*GIVEN TASK*
Using the records below, locate all lines containing "must" and return them.

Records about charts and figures
· · · · ·

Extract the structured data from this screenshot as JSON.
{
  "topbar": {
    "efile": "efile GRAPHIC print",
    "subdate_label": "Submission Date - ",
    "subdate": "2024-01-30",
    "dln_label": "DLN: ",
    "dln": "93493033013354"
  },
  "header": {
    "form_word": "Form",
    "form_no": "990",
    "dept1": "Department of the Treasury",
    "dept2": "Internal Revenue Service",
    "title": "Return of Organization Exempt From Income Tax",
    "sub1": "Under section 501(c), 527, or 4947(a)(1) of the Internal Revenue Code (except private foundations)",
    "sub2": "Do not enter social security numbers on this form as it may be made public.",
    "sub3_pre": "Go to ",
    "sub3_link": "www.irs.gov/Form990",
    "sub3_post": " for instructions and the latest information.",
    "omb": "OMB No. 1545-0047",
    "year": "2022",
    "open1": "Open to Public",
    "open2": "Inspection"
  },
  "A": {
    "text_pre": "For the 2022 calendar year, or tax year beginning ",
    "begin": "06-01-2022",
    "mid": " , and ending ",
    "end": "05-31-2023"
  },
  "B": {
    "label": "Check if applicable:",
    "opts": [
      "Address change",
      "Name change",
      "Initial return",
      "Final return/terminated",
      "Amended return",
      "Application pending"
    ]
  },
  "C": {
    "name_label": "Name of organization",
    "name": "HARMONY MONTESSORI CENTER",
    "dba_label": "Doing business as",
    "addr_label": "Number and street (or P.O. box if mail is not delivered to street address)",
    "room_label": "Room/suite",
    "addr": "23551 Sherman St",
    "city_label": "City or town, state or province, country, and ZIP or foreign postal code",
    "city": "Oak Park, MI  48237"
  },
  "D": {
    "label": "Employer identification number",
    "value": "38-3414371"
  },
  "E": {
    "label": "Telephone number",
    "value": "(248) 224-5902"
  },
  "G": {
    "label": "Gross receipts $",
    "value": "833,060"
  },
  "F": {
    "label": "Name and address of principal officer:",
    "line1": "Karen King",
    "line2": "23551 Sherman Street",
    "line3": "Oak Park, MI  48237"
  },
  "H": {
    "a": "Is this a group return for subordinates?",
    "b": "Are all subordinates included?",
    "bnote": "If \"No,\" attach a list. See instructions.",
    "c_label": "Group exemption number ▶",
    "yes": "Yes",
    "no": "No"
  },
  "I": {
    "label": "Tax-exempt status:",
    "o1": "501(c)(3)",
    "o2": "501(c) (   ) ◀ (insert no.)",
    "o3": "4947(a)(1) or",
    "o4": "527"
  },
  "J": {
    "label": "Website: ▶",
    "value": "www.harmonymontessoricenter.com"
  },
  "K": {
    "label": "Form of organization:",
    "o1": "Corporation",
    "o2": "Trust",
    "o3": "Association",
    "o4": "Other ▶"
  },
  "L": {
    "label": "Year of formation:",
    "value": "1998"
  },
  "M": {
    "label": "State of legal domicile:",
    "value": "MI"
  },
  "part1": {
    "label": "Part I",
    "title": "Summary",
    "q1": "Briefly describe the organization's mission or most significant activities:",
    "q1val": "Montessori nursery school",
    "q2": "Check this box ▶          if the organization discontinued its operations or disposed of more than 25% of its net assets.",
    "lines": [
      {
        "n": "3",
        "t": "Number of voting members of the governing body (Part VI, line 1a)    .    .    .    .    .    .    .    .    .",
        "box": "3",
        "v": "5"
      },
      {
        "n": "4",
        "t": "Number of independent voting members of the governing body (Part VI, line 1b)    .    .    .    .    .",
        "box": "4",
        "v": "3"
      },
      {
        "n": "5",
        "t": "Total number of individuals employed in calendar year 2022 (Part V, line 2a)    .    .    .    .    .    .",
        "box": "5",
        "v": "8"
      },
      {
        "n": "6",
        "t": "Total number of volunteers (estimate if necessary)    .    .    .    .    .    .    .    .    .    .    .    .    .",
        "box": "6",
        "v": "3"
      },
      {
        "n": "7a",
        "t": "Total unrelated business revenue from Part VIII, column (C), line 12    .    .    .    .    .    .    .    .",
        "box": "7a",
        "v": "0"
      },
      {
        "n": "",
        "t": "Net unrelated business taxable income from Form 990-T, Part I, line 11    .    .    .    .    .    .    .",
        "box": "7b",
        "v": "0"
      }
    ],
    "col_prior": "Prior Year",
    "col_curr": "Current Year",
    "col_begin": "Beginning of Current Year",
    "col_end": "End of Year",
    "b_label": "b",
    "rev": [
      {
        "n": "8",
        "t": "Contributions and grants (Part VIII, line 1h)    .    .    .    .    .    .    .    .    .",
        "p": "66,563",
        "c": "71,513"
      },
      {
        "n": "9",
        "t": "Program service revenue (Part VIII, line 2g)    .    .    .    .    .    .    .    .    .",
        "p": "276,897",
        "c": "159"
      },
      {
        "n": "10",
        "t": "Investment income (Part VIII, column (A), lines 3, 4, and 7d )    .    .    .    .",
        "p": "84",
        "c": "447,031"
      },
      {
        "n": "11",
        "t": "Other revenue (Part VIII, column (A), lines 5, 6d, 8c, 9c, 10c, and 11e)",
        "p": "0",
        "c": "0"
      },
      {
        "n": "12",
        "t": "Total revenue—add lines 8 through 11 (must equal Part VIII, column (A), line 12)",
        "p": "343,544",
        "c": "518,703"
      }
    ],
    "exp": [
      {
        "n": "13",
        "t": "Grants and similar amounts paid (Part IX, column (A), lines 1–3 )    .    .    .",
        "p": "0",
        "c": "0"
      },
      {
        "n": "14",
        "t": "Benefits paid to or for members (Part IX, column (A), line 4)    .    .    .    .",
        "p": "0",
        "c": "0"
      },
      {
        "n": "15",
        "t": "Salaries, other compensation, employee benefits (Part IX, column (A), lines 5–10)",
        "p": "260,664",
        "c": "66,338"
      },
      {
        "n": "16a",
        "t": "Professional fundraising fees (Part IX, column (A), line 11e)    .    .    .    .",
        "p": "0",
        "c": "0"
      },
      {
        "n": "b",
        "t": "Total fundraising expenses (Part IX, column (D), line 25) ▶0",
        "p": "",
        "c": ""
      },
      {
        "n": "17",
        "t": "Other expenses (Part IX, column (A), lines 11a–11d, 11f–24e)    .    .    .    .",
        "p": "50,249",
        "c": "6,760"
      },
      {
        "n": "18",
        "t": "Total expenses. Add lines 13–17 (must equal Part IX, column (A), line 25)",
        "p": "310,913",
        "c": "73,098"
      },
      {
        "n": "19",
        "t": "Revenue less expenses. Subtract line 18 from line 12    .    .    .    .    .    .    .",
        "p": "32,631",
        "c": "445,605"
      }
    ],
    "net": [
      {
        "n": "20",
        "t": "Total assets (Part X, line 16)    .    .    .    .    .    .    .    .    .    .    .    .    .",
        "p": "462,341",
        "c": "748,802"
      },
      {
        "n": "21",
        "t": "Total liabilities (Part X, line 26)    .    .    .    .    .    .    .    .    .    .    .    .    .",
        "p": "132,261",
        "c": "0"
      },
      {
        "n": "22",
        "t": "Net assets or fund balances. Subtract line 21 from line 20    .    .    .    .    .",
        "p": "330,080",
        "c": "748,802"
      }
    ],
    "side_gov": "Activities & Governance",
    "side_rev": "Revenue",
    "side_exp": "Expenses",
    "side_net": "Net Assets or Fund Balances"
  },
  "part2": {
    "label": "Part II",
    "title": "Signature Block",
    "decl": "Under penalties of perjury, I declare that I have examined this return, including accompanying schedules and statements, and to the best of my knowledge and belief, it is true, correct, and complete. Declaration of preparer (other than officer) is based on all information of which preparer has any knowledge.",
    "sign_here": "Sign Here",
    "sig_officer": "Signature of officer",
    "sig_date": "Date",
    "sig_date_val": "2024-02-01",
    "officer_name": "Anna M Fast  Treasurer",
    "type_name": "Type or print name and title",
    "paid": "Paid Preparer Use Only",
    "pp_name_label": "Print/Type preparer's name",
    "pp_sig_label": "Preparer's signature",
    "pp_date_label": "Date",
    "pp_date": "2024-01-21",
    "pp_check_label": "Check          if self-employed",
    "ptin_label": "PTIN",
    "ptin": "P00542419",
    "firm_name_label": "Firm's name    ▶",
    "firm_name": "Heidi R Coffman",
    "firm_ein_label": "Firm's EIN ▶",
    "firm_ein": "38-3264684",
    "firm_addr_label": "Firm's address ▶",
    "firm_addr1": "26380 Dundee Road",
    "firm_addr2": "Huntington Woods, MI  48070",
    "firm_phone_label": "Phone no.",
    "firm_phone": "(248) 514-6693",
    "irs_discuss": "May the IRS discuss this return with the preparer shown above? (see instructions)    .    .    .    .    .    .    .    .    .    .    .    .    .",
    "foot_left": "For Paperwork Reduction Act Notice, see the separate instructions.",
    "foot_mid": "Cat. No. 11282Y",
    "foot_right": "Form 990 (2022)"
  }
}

· · · · ·

*IN RESPONSE*
        "t": "Total revenue—add lines 8 through 11 (must equal Part VIII, column (A), line 12)",
        "t": "Total expenses. Add lines 13–17 (must equal Part IX, column (A), line 25)",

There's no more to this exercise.